» Requirement: Below are records; print only the lines from the line containing "Serialize everything readable" to the end, both included, reproduced exactly and without the pictures.

» Materials provided:
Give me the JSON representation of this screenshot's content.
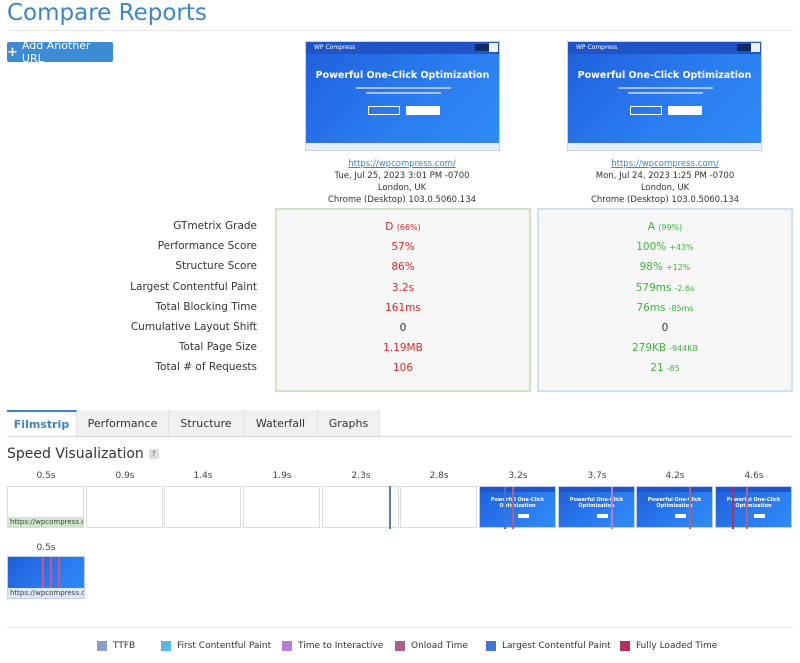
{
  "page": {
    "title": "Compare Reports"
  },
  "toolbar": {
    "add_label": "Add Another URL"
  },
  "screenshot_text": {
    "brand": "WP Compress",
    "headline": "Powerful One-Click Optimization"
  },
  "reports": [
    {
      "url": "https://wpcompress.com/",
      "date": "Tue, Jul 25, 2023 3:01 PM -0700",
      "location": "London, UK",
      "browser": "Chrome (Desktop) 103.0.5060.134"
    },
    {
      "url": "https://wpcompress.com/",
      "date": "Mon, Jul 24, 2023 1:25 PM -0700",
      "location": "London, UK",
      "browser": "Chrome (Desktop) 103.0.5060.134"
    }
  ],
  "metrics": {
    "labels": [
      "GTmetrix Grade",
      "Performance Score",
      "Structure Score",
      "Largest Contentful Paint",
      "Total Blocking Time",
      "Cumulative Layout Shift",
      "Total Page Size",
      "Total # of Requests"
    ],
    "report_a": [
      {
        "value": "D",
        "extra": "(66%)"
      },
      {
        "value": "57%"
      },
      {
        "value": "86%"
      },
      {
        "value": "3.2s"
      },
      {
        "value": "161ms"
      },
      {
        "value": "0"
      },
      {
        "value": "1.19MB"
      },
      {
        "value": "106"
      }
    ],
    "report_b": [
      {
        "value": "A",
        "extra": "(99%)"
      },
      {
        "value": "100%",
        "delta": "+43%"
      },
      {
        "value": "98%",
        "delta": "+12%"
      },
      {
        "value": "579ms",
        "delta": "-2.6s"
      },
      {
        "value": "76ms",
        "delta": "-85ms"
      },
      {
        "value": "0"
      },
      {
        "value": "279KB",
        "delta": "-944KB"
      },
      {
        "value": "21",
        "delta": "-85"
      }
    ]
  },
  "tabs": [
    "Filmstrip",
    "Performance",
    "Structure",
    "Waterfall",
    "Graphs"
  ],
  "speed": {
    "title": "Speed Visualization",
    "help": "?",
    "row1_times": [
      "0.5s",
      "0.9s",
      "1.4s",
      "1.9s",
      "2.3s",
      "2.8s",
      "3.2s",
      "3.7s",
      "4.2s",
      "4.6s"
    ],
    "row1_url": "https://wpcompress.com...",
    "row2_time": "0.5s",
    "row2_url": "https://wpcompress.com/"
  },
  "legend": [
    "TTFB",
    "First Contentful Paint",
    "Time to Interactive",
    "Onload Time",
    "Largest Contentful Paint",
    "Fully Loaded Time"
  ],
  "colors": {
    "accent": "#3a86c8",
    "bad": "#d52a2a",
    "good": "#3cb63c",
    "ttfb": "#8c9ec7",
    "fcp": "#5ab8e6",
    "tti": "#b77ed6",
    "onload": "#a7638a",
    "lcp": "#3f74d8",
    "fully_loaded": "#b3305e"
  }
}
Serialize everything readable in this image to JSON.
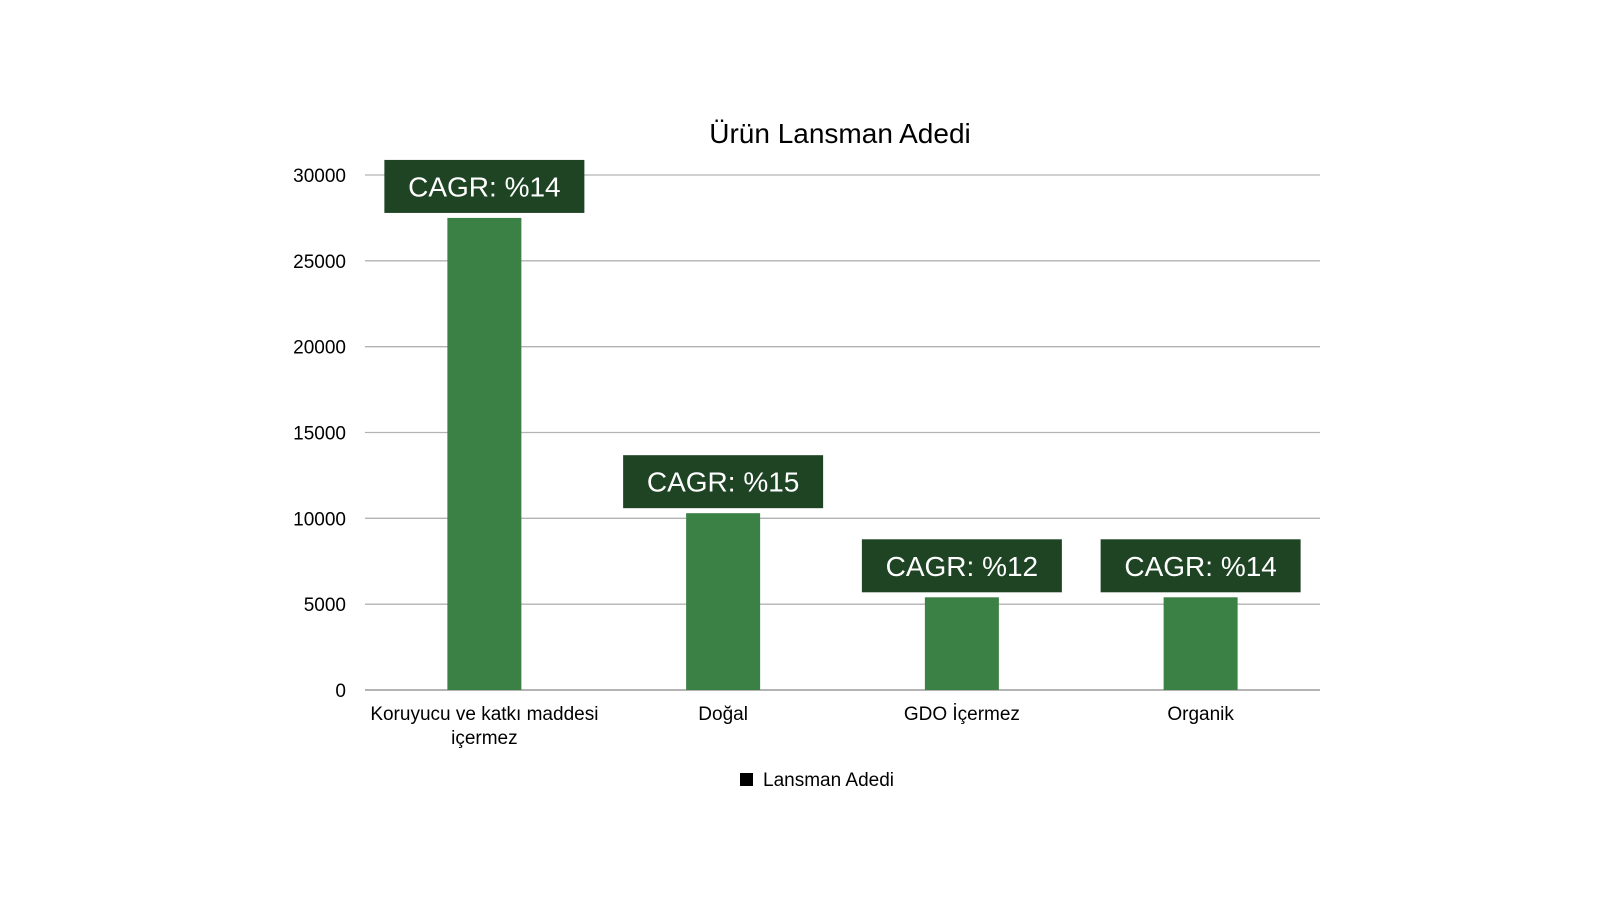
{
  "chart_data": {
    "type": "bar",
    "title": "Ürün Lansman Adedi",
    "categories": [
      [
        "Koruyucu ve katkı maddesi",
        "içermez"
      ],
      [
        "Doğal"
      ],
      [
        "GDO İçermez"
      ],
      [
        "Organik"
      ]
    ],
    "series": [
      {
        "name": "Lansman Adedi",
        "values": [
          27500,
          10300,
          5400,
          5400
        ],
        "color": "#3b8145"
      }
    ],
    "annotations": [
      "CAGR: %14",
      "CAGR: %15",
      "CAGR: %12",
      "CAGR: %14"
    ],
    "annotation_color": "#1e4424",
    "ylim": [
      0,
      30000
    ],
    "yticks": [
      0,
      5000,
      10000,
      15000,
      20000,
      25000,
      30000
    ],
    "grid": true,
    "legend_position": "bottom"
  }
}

» Solved problem:
Serialize everything readable in this image to JSON.
{
  "chart_data": {
    "type": "bar",
    "title": "Ürün Lansman Adedi",
    "categories": [
      [
        "Koruyucu ve katkı maddesi",
        "içermez"
      ],
      [
        "Doğal"
      ],
      [
        "GDO İçermez"
      ],
      [
        "Organik"
      ]
    ],
    "series": [
      {
        "name": "Lansman Adedi",
        "values": [
          27500,
          10300,
          5400,
          5400
        ],
        "color": "#3b8145"
      }
    ],
    "annotations": [
      "CAGR: %14",
      "CAGR: %15",
      "CAGR: %12",
      "CAGR: %14"
    ],
    "annotation_color": "#1e4424",
    "ylim": [
      0,
      30000
    ],
    "yticks": [
      0,
      5000,
      10000,
      15000,
      20000,
      25000,
      30000
    ],
    "grid": true,
    "legend_position": "bottom"
  }
}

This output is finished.